» **Aim**:
Copy each line in which the string "bottom" occurs.

» **Material to process**:
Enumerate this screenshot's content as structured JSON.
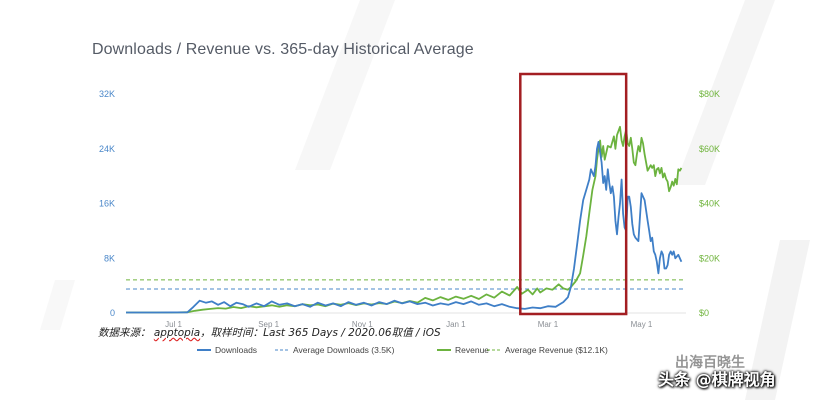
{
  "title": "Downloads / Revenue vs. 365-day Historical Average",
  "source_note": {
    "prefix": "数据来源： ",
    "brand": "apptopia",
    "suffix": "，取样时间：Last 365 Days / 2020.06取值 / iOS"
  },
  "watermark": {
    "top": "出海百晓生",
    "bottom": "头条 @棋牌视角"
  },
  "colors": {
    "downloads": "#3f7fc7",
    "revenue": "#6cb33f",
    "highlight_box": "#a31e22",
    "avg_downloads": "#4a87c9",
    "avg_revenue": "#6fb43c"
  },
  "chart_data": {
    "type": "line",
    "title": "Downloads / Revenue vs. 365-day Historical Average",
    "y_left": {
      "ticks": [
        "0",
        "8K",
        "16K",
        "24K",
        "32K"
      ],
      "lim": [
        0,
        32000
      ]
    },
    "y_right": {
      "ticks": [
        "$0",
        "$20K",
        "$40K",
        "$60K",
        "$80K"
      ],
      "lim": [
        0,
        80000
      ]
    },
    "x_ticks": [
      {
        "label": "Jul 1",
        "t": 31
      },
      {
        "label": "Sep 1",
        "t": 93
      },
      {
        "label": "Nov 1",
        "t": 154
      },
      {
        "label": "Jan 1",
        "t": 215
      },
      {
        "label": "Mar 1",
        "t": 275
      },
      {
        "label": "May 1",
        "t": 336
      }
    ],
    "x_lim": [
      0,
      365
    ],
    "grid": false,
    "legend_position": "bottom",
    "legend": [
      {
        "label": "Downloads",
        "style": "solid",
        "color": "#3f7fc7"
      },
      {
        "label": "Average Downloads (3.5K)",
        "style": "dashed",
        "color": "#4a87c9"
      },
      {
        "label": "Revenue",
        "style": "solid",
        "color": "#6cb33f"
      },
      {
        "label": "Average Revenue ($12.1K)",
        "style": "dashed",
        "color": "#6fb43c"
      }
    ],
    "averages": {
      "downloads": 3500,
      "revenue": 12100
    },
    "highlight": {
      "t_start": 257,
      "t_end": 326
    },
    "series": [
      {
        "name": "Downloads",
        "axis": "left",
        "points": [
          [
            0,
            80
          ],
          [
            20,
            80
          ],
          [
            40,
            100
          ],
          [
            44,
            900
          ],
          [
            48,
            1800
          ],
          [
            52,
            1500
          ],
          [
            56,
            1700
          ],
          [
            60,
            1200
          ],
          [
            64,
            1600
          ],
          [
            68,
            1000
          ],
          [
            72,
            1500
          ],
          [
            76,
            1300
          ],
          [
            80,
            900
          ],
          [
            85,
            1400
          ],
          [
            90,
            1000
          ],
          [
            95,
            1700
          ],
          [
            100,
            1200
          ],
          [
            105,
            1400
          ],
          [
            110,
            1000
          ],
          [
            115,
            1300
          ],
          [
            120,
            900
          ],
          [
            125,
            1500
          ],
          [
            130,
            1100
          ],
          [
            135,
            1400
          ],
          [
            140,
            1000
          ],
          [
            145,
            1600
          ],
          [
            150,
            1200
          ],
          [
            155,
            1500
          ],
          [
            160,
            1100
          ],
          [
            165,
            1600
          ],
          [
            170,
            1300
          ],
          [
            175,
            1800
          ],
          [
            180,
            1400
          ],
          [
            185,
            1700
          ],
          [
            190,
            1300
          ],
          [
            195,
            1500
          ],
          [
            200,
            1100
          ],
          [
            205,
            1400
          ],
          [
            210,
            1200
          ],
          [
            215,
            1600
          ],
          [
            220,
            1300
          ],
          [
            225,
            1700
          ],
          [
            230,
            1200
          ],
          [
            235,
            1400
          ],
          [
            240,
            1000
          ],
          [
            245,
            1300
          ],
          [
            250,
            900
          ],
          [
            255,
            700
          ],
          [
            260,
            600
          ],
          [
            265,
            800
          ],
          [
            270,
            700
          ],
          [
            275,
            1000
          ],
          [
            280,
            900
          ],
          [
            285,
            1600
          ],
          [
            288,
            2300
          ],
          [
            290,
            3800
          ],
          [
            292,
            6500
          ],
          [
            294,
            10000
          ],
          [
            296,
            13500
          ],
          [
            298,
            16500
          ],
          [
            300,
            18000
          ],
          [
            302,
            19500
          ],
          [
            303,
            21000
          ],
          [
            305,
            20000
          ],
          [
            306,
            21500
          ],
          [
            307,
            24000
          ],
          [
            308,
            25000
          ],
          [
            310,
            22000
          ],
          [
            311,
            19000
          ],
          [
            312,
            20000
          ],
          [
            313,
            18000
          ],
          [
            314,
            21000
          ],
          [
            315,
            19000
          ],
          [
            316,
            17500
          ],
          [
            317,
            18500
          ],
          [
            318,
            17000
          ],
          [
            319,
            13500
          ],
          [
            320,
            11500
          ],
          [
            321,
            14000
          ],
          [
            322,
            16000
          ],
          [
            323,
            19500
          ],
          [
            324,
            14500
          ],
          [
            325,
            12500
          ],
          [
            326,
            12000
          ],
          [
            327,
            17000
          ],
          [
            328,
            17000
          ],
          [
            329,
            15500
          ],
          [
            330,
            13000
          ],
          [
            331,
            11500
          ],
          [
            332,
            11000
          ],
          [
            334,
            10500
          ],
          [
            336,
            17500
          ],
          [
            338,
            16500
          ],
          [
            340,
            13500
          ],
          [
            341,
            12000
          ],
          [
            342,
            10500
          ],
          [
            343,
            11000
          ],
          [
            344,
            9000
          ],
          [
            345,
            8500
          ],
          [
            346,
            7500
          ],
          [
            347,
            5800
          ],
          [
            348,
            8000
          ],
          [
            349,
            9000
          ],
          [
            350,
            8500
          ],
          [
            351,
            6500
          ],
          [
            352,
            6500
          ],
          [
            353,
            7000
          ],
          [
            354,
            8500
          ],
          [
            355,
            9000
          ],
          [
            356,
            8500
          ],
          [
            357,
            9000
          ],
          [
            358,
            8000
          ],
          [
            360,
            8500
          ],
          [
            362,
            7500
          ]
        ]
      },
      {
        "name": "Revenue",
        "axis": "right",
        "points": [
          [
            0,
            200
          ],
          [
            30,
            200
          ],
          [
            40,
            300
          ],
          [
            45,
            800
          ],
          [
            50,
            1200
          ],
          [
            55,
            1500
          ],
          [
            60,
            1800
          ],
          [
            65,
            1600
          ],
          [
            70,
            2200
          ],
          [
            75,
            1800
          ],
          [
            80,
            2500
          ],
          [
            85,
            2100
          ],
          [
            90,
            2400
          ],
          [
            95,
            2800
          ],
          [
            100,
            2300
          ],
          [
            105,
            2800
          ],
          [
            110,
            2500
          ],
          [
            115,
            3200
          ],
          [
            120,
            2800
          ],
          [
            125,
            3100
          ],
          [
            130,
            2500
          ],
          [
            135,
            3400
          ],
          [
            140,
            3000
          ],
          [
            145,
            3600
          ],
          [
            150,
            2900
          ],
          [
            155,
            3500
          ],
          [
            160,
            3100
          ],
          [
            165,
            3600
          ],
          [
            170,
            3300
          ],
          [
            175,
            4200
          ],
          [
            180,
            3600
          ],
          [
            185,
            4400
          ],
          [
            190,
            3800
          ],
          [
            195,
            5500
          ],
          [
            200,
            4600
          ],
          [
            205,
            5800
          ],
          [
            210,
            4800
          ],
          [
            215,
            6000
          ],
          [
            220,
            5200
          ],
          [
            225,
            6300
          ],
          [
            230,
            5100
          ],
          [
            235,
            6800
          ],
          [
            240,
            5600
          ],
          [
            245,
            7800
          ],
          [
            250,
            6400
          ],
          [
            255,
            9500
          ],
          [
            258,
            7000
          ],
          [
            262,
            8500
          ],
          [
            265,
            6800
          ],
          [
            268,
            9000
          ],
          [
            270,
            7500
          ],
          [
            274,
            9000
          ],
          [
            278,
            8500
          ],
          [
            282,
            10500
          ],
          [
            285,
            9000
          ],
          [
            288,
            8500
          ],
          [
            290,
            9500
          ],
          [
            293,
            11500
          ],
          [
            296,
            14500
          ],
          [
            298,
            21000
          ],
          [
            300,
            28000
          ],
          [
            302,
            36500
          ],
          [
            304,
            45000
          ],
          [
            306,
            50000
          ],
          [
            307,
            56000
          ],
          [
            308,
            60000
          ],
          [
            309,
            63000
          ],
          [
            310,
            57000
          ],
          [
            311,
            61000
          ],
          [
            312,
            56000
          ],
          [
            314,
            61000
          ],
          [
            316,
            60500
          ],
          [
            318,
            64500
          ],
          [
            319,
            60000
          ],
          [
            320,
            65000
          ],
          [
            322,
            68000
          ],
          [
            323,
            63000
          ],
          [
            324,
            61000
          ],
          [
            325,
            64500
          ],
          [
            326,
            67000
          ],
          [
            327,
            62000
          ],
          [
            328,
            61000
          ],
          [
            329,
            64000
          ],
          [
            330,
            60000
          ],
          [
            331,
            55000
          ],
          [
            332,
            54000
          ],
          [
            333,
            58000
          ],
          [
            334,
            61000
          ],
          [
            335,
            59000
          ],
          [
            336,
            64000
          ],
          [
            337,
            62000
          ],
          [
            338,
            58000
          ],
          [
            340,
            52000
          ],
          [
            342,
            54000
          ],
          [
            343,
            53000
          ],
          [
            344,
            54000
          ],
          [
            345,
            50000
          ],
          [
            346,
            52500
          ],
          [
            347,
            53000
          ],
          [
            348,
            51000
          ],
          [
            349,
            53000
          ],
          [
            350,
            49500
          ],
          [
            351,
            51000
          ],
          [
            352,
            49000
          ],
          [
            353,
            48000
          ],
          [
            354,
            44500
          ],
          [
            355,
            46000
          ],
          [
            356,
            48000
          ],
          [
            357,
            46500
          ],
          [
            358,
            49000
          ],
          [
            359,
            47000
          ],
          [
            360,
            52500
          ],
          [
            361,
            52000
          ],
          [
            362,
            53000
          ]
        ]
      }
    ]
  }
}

» **Problem solution**:
    "bottom": "头条 @棋牌视角"
    "legend_position": "bottom",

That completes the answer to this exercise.